* WORK REQUIRED:
Would you return all of this data exactly, leaving nothing out?

(Stored data)
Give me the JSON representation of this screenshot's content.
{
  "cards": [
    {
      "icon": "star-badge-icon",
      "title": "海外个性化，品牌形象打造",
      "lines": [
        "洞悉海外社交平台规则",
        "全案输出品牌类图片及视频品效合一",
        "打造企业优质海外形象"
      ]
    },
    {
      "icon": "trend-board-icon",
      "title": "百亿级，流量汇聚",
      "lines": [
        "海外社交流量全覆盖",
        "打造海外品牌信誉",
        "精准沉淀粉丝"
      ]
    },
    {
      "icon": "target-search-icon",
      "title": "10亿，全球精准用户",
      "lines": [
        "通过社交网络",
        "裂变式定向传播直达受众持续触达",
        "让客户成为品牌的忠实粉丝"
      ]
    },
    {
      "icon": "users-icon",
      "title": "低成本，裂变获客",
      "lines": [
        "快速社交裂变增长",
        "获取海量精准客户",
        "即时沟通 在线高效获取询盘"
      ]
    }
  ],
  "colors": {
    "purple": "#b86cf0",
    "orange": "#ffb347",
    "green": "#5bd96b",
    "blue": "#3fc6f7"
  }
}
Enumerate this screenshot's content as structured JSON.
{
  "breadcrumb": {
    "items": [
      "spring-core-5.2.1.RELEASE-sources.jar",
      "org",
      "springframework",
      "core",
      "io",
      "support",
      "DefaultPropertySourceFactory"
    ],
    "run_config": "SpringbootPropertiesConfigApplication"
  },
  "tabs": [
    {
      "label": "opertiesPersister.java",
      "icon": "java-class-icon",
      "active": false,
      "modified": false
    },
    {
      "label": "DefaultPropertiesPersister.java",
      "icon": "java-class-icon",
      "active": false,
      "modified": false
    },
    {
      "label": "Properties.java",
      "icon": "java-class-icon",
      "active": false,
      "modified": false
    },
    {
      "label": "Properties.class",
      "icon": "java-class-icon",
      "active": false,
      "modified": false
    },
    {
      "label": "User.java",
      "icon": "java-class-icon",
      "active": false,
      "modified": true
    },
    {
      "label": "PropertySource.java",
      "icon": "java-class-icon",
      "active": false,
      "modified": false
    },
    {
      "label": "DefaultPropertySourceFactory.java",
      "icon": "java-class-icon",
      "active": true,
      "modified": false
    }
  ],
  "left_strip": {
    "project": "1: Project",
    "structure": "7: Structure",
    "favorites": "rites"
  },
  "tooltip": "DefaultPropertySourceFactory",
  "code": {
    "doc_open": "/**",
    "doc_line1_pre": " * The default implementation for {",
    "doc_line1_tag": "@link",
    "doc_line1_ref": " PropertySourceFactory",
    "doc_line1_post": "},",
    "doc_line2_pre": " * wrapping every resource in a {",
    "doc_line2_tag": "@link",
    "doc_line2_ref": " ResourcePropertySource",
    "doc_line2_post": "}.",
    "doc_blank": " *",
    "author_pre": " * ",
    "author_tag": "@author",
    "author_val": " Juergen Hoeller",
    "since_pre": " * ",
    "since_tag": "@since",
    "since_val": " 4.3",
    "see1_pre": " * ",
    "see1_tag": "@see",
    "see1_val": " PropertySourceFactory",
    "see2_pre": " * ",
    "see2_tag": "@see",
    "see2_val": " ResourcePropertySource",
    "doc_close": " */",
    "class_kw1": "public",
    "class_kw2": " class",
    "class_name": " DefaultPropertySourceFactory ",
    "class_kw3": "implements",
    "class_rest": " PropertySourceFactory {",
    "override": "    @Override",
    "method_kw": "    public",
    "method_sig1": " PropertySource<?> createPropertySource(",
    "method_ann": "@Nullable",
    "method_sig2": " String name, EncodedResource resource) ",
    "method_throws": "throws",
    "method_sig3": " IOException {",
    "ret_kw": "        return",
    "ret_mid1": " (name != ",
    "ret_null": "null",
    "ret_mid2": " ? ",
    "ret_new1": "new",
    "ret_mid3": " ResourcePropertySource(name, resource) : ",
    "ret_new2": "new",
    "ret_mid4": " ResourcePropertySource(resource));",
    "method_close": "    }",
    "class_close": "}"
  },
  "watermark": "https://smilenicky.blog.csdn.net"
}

* RESULT BELOW:
Give me the JSON representation of this screenshot's content.
{
  "cards": [
    {
      "icon": "star-badge-icon",
      "title": "海外个性化，品牌形象打造",
      "lines": [
        "洞悉海外社交平台规则",
        "全案输出品牌类图片及视频品效合一",
        "打造企业优质海外形象"
      ]
    },
    {
      "icon": "trend-board-icon",
      "title": "百亿级，流量汇聚",
      "lines": [
        "海外社交流量全覆盖",
        "打造海外品牌信誉",
        "精准沉淀粉丝"
      ]
    },
    {
      "icon": "target-search-icon",
      "title": "10亿，全球精准用户",
      "lines": [
        "通过社交网络",
        "裂变式定向传播直达受众持续触达",
        "让客户成为品牌的忠实粉丝"
      ]
    },
    {
      "icon": "users-icon",
      "title": "低成本，裂变获客",
      "lines": [
        "快速社交裂变增长",
        "获取海量精准客户",
        "即时沟通 在线高效获取询盘"
      ]
    }
  ],
  "colors": {
    "purple": "#b86cf0",
    "orange": "#ffb347",
    "green": "#5bd96b",
    "blue": "#3fc6f7"
  }
}
Enumerate this screenshot's content as structured JSON.
{
  "breadcrumb": {
    "items": [
      "spring-core-5.2.1.RELEASE-sources.jar",
      "org",
      "springframework",
      "core",
      "io",
      "support",
      "DefaultPropertySourceFactory"
    ],
    "run_config": "SpringbootPropertiesConfigApplication"
  },
  "tabs": [
    {
      "label": "opertiesPersister.java",
      "icon": "java-class-icon",
      "active": false,
      "modified": false
    },
    {
      "label": "DefaultPropertiesPersister.java",
      "icon": "java-class-icon",
      "active": false,
      "modified": false
    },
    {
      "label": "Properties.java",
      "icon": "java-class-icon",
      "active": false,
      "modified": false
    },
    {
      "label": "Properties.class",
      "icon": "java-class-icon",
      "active": false,
      "modified": false
    },
    {
      "label": "User.java",
      "icon": "java-class-icon",
      "active": false,
      "modified": true
    },
    {
      "label": "PropertySource.java",
      "icon": "java-class-icon",
      "active": false,
      "modified": false
    },
    {
      "label": "DefaultPropertySourceFactory.java",
      "icon": "java-class-icon",
      "active": true,
      "modified": false
    }
  ],
  "left_strip": {
    "project": "1: Project",
    "structure": "7: Structure",
    "favorites": "rites"
  },
  "tooltip": "DefaultPropertySourceFactory",
  "code": {
    "doc_open": "/**",
    "doc_line1_pre": " * The default implementation for {",
    "doc_line1_tag": "@link",
    "doc_line1_ref": " PropertySourceFactory",
    "doc_line1_post": "},",
    "doc_line2_pre": " * wrapping every resource in a {",
    "doc_line2_tag": "@link",
    "doc_line2_ref": " ResourcePropertySource",
    "doc_line2_post": "}.",
    "doc_blank": " *",
    "author_pre": " * ",
    "author_tag": "@author",
    "author_val": " Juergen Hoeller",
    "since_pre": " * ",
    "since_tag": "@since",
    "since_val": " 4.3",
    "see1_pre": " * ",
    "see1_tag": "@see",
    "see1_val": " PropertySourceFactory",
    "see2_pre": " * ",
    "see2_tag": "@see",
    "see2_val": " ResourcePropertySource",
    "doc_close": " */",
    "class_kw1": "public",
    "class_kw2": " class",
    "class_name": " DefaultPropertySourceFactory ",
    "class_kw3": "implements",
    "class_rest": " PropertySourceFactory {",
    "override": "    @Override",
    "method_kw": "    public",
    "method_sig1": " PropertySource<?> createPropertySource(",
    "method_ann": "@Nullable",
    "method_sig2": " String name, EncodedResource resource) ",
    "method_throws": "throws",
    "method_sig3": " IOException {",
    "ret_kw": "        return",
    "ret_mid1": " (name != ",
    "ret_null": "null",
    "ret_mid2": " ? ",
    "ret_new1": "new",
    "ret_mid3": " ResourcePropertySource(name, resource) : ",
    "ret_new2": "new",
    "ret_mid4": " ResourcePropertySource(resource));",
    "method_close": "    }",
    "class_close": "}"
  },
  "watermark": "https://smilenicky.blog.csdn.net"
}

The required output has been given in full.